WRITTEN TASK:
Using the listing below, extract each line that has the word "this" in it.

Excerpt from a dataset:

--------------------

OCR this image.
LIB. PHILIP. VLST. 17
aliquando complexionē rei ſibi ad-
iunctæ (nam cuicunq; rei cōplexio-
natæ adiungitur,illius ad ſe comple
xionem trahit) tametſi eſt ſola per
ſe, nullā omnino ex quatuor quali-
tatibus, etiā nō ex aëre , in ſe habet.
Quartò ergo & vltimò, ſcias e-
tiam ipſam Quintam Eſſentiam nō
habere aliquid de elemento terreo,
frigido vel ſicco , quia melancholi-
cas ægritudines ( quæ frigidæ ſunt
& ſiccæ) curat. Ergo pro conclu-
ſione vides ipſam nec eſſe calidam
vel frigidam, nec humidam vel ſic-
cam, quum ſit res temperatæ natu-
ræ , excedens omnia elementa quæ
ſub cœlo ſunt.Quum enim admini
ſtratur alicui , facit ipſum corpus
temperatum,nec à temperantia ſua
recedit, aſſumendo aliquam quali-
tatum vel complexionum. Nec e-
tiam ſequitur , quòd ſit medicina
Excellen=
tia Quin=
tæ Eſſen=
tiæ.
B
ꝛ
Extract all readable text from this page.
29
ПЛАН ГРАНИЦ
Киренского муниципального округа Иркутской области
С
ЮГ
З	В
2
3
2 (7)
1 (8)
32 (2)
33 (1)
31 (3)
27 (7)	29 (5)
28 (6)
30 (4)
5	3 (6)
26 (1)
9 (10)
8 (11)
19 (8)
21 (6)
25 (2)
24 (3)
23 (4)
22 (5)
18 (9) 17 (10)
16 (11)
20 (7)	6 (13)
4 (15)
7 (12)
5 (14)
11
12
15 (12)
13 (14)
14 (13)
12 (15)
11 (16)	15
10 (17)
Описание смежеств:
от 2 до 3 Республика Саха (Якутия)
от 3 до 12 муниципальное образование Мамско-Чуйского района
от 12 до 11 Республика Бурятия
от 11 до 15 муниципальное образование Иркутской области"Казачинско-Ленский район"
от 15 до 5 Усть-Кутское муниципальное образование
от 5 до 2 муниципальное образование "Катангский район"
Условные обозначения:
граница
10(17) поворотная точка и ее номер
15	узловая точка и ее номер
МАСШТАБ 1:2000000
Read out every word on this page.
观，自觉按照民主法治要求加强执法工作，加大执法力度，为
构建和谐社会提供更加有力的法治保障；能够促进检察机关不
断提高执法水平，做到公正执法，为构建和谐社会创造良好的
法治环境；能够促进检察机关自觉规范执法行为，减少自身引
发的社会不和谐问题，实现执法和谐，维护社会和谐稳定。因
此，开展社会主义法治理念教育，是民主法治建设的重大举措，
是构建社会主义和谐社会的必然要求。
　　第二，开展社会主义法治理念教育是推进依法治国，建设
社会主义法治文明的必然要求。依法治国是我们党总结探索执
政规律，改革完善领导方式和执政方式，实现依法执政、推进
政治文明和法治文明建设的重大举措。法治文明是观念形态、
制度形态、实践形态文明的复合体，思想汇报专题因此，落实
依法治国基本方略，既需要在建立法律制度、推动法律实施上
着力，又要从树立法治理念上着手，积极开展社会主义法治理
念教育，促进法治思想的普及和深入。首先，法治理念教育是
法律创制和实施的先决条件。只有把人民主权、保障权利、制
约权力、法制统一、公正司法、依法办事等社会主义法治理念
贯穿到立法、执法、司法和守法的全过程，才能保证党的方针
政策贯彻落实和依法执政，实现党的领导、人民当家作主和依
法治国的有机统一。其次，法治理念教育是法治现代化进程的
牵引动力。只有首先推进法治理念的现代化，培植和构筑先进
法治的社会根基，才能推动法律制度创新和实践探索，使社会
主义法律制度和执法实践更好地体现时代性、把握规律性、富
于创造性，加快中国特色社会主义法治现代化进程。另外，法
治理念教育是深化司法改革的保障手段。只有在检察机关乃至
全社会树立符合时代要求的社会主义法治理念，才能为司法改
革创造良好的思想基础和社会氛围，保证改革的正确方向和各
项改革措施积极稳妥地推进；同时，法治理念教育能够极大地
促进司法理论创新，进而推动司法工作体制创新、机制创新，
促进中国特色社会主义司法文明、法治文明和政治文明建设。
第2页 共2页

--------------------

THE OUTPUT:
OCR this image.
Extract all readable text from this page.
Read out every word on this page.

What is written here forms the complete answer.